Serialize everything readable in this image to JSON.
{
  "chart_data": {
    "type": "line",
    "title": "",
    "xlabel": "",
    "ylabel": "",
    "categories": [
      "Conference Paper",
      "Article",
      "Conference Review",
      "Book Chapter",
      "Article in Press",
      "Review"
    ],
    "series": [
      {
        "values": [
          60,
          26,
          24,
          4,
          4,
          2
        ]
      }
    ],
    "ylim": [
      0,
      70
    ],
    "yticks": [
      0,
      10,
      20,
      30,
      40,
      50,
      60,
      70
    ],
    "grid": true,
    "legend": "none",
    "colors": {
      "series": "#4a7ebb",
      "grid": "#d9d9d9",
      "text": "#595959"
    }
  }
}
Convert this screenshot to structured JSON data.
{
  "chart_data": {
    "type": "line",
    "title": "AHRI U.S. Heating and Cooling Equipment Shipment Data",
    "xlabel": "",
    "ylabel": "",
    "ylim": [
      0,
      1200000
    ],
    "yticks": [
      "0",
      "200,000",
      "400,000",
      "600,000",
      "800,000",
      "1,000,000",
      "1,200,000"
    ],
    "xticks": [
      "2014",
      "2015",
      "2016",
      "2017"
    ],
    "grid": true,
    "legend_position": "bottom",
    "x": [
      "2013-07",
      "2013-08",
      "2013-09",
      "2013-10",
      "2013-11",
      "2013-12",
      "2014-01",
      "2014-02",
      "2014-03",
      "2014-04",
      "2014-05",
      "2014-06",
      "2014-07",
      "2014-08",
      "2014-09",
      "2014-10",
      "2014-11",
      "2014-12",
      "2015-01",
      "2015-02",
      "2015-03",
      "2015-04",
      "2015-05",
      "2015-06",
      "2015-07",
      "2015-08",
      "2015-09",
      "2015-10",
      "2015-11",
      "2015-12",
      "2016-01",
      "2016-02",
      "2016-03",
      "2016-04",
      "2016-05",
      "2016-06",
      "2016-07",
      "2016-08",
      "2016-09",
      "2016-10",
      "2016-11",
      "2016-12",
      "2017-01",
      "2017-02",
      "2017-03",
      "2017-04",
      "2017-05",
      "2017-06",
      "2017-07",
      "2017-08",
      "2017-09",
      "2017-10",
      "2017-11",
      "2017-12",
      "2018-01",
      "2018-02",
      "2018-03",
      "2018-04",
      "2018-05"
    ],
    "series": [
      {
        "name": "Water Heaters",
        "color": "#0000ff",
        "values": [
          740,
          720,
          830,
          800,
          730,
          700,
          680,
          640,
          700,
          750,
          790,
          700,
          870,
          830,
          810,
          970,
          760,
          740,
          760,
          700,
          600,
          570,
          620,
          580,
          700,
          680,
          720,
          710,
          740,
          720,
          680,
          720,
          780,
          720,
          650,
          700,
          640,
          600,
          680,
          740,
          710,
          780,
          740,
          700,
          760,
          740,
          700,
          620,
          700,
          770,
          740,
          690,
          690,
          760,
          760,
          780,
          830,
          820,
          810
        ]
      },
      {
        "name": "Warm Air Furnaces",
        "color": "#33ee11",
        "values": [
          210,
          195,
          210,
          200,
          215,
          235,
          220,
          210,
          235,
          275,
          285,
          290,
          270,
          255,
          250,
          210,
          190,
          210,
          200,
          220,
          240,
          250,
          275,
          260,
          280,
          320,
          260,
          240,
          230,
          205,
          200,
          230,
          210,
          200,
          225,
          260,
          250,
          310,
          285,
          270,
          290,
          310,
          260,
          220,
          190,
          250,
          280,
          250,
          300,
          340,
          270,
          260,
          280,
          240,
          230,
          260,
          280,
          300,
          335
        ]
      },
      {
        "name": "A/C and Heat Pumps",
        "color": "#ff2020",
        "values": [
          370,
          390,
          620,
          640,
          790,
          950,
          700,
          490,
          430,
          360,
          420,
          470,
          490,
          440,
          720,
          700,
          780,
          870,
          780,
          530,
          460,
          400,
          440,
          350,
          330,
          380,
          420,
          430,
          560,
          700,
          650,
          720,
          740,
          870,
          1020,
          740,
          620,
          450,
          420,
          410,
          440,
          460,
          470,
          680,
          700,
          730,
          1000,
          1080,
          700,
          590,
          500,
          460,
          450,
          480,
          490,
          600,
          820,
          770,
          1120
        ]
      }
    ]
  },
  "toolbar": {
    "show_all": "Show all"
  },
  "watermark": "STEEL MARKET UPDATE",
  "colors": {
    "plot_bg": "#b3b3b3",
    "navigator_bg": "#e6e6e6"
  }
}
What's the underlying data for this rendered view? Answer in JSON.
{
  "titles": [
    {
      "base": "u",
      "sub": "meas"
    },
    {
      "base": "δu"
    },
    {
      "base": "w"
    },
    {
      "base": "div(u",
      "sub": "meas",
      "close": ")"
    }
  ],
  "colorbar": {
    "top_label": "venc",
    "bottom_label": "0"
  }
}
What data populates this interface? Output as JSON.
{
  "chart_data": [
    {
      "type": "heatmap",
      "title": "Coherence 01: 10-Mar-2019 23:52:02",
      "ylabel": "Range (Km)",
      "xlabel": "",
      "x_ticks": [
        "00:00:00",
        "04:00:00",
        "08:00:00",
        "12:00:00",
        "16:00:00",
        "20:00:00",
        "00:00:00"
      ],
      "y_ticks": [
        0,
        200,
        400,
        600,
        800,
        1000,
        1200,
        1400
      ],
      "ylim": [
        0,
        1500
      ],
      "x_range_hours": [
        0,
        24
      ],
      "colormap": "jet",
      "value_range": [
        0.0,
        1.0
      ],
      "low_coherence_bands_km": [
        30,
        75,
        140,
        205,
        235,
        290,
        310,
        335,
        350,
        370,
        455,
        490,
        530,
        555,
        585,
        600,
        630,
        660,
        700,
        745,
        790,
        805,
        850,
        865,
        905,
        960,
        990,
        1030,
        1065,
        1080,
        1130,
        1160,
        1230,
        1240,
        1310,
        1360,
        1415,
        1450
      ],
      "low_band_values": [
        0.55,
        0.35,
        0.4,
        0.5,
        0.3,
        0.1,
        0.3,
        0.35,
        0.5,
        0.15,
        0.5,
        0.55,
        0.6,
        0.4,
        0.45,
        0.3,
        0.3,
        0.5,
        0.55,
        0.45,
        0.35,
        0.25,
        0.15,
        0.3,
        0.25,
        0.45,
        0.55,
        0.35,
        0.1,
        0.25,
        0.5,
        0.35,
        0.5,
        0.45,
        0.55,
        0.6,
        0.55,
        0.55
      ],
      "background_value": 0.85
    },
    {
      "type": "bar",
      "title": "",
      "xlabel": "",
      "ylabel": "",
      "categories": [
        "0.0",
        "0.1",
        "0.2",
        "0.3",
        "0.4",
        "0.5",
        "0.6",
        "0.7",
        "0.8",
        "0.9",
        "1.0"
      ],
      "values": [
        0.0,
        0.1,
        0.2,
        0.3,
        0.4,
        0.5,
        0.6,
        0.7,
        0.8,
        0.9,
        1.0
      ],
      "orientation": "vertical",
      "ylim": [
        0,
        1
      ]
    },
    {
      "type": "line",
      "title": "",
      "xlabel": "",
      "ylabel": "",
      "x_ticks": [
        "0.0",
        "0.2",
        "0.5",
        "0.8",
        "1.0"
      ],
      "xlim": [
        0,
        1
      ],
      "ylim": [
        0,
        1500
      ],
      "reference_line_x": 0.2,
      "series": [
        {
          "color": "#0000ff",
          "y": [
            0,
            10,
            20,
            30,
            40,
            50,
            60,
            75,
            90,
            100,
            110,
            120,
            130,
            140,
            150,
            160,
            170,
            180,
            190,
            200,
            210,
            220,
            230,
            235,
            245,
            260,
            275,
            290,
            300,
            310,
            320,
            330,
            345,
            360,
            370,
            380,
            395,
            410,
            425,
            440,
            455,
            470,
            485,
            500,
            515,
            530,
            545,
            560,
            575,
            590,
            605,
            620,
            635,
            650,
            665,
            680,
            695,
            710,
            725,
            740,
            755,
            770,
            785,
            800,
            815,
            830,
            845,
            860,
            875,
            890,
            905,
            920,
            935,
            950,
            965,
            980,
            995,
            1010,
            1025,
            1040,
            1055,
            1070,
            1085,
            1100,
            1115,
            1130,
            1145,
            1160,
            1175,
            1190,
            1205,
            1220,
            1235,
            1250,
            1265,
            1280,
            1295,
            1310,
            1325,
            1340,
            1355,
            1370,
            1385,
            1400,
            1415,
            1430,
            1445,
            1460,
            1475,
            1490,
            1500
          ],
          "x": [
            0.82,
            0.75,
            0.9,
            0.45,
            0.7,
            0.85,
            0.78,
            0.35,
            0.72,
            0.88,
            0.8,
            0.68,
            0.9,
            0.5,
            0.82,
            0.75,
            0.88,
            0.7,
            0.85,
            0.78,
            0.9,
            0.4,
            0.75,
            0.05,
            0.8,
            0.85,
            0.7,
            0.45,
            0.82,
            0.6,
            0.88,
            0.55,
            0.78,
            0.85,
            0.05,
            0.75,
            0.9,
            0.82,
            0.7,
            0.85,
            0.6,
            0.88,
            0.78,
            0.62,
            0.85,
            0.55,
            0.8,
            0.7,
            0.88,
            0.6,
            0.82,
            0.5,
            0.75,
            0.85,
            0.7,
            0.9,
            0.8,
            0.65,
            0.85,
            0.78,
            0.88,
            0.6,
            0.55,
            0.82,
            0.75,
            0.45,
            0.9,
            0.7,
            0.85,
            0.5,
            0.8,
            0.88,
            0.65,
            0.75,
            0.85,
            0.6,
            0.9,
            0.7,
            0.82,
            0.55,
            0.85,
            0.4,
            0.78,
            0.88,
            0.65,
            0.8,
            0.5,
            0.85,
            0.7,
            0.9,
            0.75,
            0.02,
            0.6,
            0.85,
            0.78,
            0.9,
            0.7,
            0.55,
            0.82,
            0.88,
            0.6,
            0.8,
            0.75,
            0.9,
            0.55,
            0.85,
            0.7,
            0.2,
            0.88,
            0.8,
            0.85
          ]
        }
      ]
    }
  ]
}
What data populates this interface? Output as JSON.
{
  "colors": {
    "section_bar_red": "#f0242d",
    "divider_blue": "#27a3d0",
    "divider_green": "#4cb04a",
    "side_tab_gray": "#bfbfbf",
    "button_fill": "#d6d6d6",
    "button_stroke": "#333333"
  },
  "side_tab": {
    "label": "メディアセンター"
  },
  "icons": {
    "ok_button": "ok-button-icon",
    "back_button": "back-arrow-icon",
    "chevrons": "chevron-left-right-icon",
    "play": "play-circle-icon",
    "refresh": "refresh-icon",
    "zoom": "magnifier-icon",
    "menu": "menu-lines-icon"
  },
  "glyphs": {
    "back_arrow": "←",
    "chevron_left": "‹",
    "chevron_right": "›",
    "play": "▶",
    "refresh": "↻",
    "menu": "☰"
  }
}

◆ ◆ ◆ ◆ ◆

* **Stated problem**: Of the lines above, how many contain the string "series"? Only the number is required.

* **Exercise solution**: 4